++++ Exercise material

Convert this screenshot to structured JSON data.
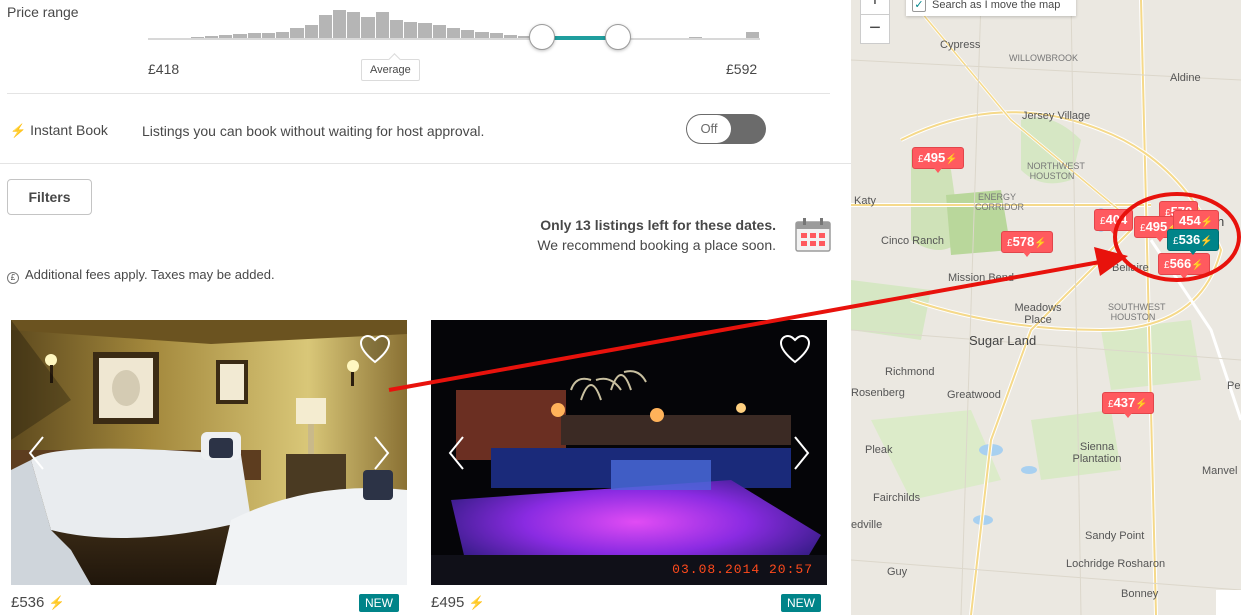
{
  "filters": {
    "price_range_label": "Price range",
    "price_min": "£418",
    "price_max": "£592",
    "average_label": "Average",
    "histogram": [
      1,
      2,
      3,
      4,
      5,
      6,
      7,
      8,
      9,
      10,
      14,
      18,
      30,
      36,
      34,
      28,
      34,
      24,
      22,
      20,
      18,
      14,
      12,
      10,
      8,
      6,
      5,
      4,
      3,
      3,
      2,
      2,
      3,
      1,
      0,
      2,
      3,
      2,
      4,
      3,
      2,
      3,
      10
    ],
    "selected_range": [
      0.645,
      0.77
    ],
    "instant_book_label": "Instant Book",
    "instant_book_desc": "Listings you can book without waiting for host approval.",
    "instant_book_state": "Off",
    "filters_button": "Filters"
  },
  "notice": {
    "title": "Only 13 listings left for these dates.",
    "subtitle": "We recommend booking a place soon."
  },
  "fees_note": "Additional fees apply. Taxes may be added.",
  "listings": [
    {
      "price": "£536",
      "badge": "NEW",
      "photo": "bedroom"
    },
    {
      "price": "£495",
      "badge": "NEW",
      "photo": "pool",
      "photo_stamp": "03.08.2014  20:57"
    }
  ],
  "map": {
    "search_as_move": "Search as I move the map",
    "zoom_in": "+",
    "zoom_out": "−",
    "cities": [
      {
        "name": "Cypress",
        "size": "normal"
      },
      {
        "name": "WILLOWBROOK",
        "size": "small"
      },
      {
        "name": "Aldine",
        "size": "normal"
      },
      {
        "name": "Jersey Village",
        "size": "normal"
      },
      {
        "name": "NORTHWEST HOUSTON",
        "size": "small"
      },
      {
        "name": "Katy",
        "size": "normal"
      },
      {
        "name": "ENERGY CORRIDOR",
        "size": "small"
      },
      {
        "name": "Cinco Ranch",
        "size": "normal"
      },
      {
        "name": "Mission Bend",
        "size": "normal"
      },
      {
        "name": "Bellaire",
        "size": "normal"
      },
      {
        "name": "Meadows Place",
        "size": "normal"
      },
      {
        "name": "SOUTHWEST HOUSTON",
        "size": "small"
      },
      {
        "name": "Sugar Land",
        "size": "big"
      },
      {
        "name": "Richmond",
        "size": "normal"
      },
      {
        "name": "Rosenberg",
        "size": "normal"
      },
      {
        "name": "Greatwood",
        "size": "normal"
      },
      {
        "name": "Pleak",
        "size": "normal"
      },
      {
        "name": "Sienna Plantation",
        "size": "normal"
      },
      {
        "name": "Manvel",
        "size": "normal"
      },
      {
        "name": "Fairchilds",
        "size": "normal"
      },
      {
        "name": "edville",
        "size": "normal"
      },
      {
        "name": "Sandy Point",
        "size": "normal"
      },
      {
        "name": "Lochridge Rosharon",
        "size": "normal"
      },
      {
        "name": "Guy",
        "size": "normal"
      },
      {
        "name": "Bonney",
        "size": "normal"
      },
      {
        "name": "Pe",
        "size": "normal"
      },
      {
        "name": "n",
        "size": "big"
      }
    ],
    "pins": [
      {
        "price": "495",
        "selected": false
      },
      {
        "price": "578",
        "selected": false
      },
      {
        "price": "437",
        "selected": false
      },
      {
        "price": "454",
        "selected": false
      },
      {
        "price": "495",
        "selected": false
      },
      {
        "price": "536",
        "selected": true
      },
      {
        "price": "566",
        "selected": false
      },
      {
        "price": "404",
        "selected": false
      },
      {
        "price": "578",
        "selected": false
      }
    ],
    "currency": "£"
  },
  "colors": {
    "accent": "#008489",
    "pin": "#ff5a5f",
    "annotation": "#e8120c"
  }
}
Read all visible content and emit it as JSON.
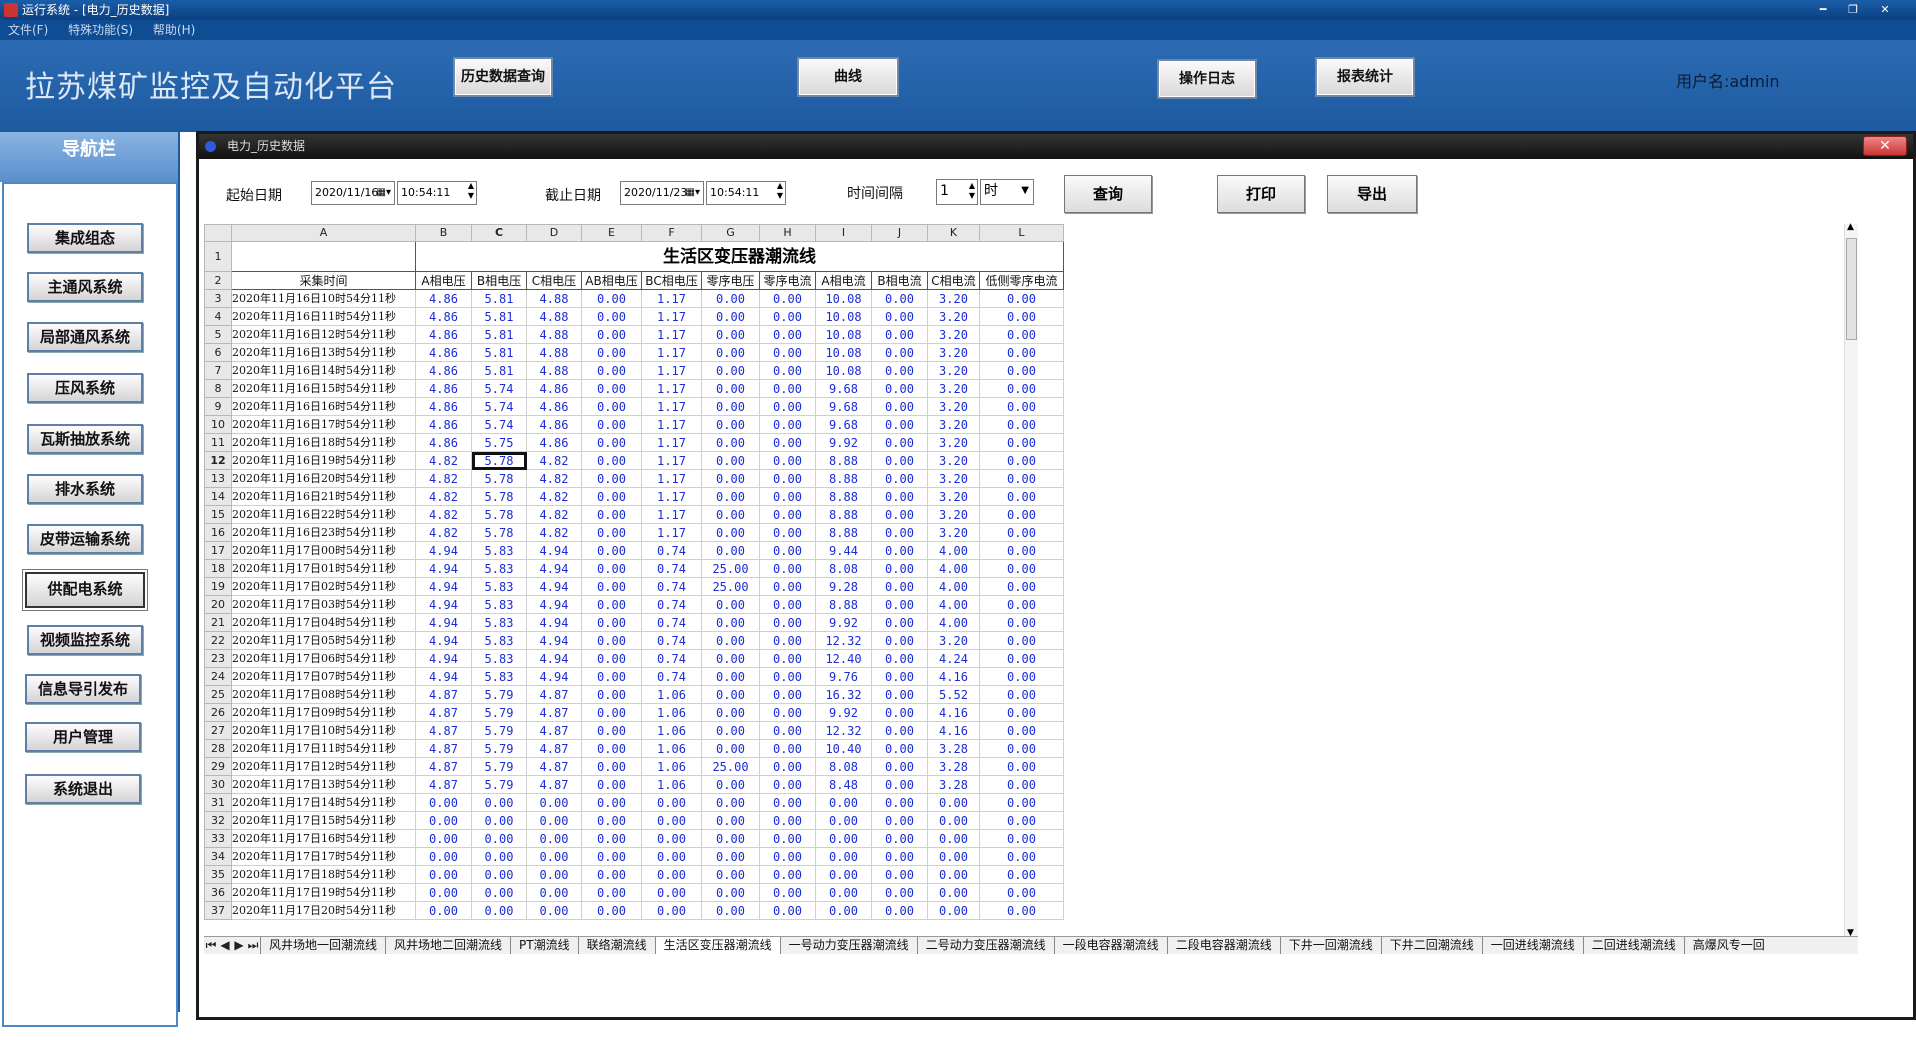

++++++++

**Given request:**
Will you set down the records word for word while leaving out every picture?

**Response:**
Convert this screenshot to structured JSON data.
{
  "filters": {
    "price_range_label": "Price range",
    "price_min": "£418",
    "price_max": "£592",
    "average_label": "Average",
    "histogram": [
      1,
      2,
      3,
      4,
      5,
      6,
      7,
      8,
      9,
      10,
      14,
      18,
      30,
      36,
      34,
      28,
      34,
      24,
      22,
      20,
      18,
      14,
      12,
      10,
      8,
      6,
      5,
      4,
      3,
      3,
      2,
      2,
      3,
      1,
      0,
      2,
      3,
      2,
      4,
      3,
      2,
      3,
      10
    ],
    "selected_range": [
      0.645,
      0.77
    ],
    "instant_book_label": "Instant Book",
    "instant_book_desc": "Listings you can book without waiting for host approval.",
    "instant_book_state": "Off",
    "filters_button": "Filters"
  },
  "notice": {
    "title": "Only 13 listings left for these dates.",
    "subtitle": "We recommend booking a place soon."
  },
  "fees_note": "Additional fees apply. Taxes may be added.",
  "listings": [
    {
      "price": "£536",
      "badge": "NEW",
      "photo": "bedroom"
    },
    {
      "price": "£495",
      "badge": "NEW",
      "photo": "pool",
      "photo_stamp": "03.08.2014  20:57"
    }
  ],
  "map": {
    "search_as_move": "Search as I move the map",
    "zoom_in": "+",
    "zoom_out": "−",
    "cities": [
      {
        "name": "Cypress",
        "size": "normal"
      },
      {
        "name": "WILLOWBROOK",
        "size": "small"
      },
      {
        "name": "Aldine",
        "size": "normal"
      },
      {
        "name": "Jersey Village",
        "size": "normal"
      },
      {
        "name": "NORTHWEST HOUSTON",
        "size": "small"
      },
      {
        "name": "Katy",
        "size": "normal"
      },
      {
        "name": "ENERGY CORRIDOR",
        "size": "small"
      },
      {
        "name": "Cinco Ranch",
        "size": "normal"
      },
      {
        "name": "Mission Bend",
        "size": "normal"
      },
      {
        "name": "Bellaire",
        "size": "normal"
      },
      {
        "name": "Meadows Place",
        "size": "normal"
      },
      {
        "name": "SOUTHWEST HOUSTON",
        "size": "small"
      },
      {
        "name": "Sugar Land",
        "size": "big"
      },
      {
        "name": "Richmond",
        "size": "normal"
      },
      {
        "name": "Rosenberg",
        "size": "normal"
      },
      {
        "name": "Greatwood",
        "size": "normal"
      },
      {
        "name": "Pleak",
        "size": "normal"
      },
      {
        "name": "Sienna Plantation",
        "size": "normal"
      },
      {
        "name": "Manvel",
        "size": "normal"
      },
      {
        "name": "Fairchilds",
        "size": "normal"
      },
      {
        "name": "edville",
        "size": "normal"
      },
      {
        "name": "Sandy Point",
        "size": "normal"
      },
      {
        "name": "Lochridge Rosharon",
        "size": "normal"
      },
      {
        "name": "Guy",
        "size": "normal"
      },
      {
        "name": "Bonney",
        "size": "normal"
      },
      {
        "name": "Pe",
        "size": "normal"
      },
      {
        "name": "n",
        "size": "big"
      }
    ],
    "pins": [
      {
        "price": "495",
        "selected": false
      },
      {
        "price": "578",
        "selected": false
      },
      {
        "price": "437",
        "selected": false
      },
      {
        "price": "454",
        "selected": false
      },
      {
        "price": "495",
        "selected": false
      },
      {
        "price": "536",
        "selected": true
      },
      {
        "price": "566",
        "selected": false
      },
      {
        "price": "404",
        "selected": false
      },
      {
        "price": "578",
        "selected": false
      }
    ],
    "currency": "£"
  },
  "colors": {
    "accent": "#008489",
    "pin": "#ff5a5f",
    "annotation": "#e8120c"
  }
}
Read all visible content and emit it as JSON.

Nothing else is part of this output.